# Start of Source records

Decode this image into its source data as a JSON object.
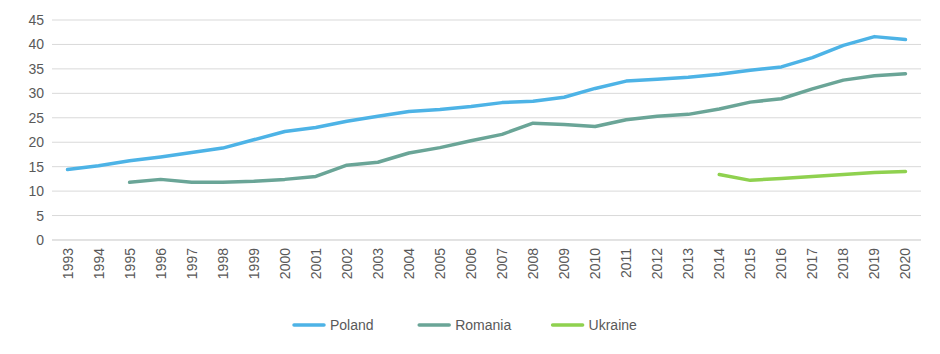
{
  "chart_data": {
    "type": "line",
    "categories": [
      "1993",
      "1994",
      "1995",
      "1996",
      "1997",
      "1998",
      "1999",
      "2000",
      "2001",
      "2002",
      "2003",
      "2004",
      "2005",
      "2006",
      "2007",
      "2008",
      "2009",
      "2010",
      "2011",
      "2012",
      "2013",
      "2014",
      "2015",
      "2016",
      "2017",
      "2018",
      "2019",
      "2020"
    ],
    "series": [
      {
        "name": "Poland",
        "color": "#4db3e6",
        "values": [
          14.4,
          15.2,
          16.2,
          17.0,
          17.9,
          18.8,
          20.5,
          22.2,
          23.0,
          24.3,
          25.3,
          26.3,
          26.7,
          27.3,
          28.1,
          28.4,
          29.2,
          31.0,
          32.5,
          32.9,
          33.3,
          33.9,
          34.7,
          35.4,
          37.3,
          39.8,
          41.6,
          41.0
        ]
      },
      {
        "name": "Romania",
        "color": "#6aa597",
        "values": [
          null,
          null,
          11.8,
          12.4,
          11.8,
          11.8,
          12.0,
          12.4,
          13.0,
          15.3,
          15.9,
          17.8,
          18.9,
          20.3,
          21.6,
          23.9,
          23.6,
          23.2,
          24.6,
          25.3,
          25.7,
          26.8,
          28.2,
          28.9,
          30.9,
          32.7,
          33.6,
          34.0
        ]
      },
      {
        "name": "Ukraine",
        "color": "#8fd14f",
        "values": [
          null,
          null,
          null,
          null,
          null,
          null,
          null,
          null,
          null,
          null,
          null,
          null,
          null,
          null,
          null,
          null,
          null,
          null,
          null,
          null,
          null,
          13.4,
          12.2,
          12.6,
          13.0,
          13.4,
          13.8,
          14.0
        ]
      }
    ],
    "ylim": [
      0,
      45
    ],
    "yticks": [
      0,
      5,
      10,
      15,
      20,
      25,
      30,
      35,
      40,
      45
    ],
    "grid": true,
    "legend": "bottom"
  }
}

# End of Source records

- [What needs to be done] Each record above should come back exactly the same, only without its pictures.

- [Solution for this task]
Decode this image into its source data as a JSON object.
{
  "chart_data": {
    "type": "line",
    "categories": [
      "1993",
      "1994",
      "1995",
      "1996",
      "1997",
      "1998",
      "1999",
      "2000",
      "2001",
      "2002",
      "2003",
      "2004",
      "2005",
      "2006",
      "2007",
      "2008",
      "2009",
      "2010",
      "2011",
      "2012",
      "2013",
      "2014",
      "2015",
      "2016",
      "2017",
      "2018",
      "2019",
      "2020"
    ],
    "series": [
      {
        "name": "Poland",
        "color": "#4db3e6",
        "values": [
          14.4,
          15.2,
          16.2,
          17.0,
          17.9,
          18.8,
          20.5,
          22.2,
          23.0,
          24.3,
          25.3,
          26.3,
          26.7,
          27.3,
          28.1,
          28.4,
          29.2,
          31.0,
          32.5,
          32.9,
          33.3,
          33.9,
          34.7,
          35.4,
          37.3,
          39.8,
          41.6,
          41.0
        ]
      },
      {
        "name": "Romania",
        "color": "#6aa597",
        "values": [
          null,
          null,
          11.8,
          12.4,
          11.8,
          11.8,
          12.0,
          12.4,
          13.0,
          15.3,
          15.9,
          17.8,
          18.9,
          20.3,
          21.6,
          23.9,
          23.6,
          23.2,
          24.6,
          25.3,
          25.7,
          26.8,
          28.2,
          28.9,
          30.9,
          32.7,
          33.6,
          34.0
        ]
      },
      {
        "name": "Ukraine",
        "color": "#8fd14f",
        "values": [
          null,
          null,
          null,
          null,
          null,
          null,
          null,
          null,
          null,
          null,
          null,
          null,
          null,
          null,
          null,
          null,
          null,
          null,
          null,
          null,
          null,
          13.4,
          12.2,
          12.6,
          13.0,
          13.4,
          13.8,
          14.0
        ]
      }
    ],
    "ylim": [
      0,
      45
    ],
    "yticks": [
      0,
      5,
      10,
      15,
      20,
      25,
      30,
      35,
      40,
      45
    ],
    "grid": true,
    "legend": "bottom"
  }
}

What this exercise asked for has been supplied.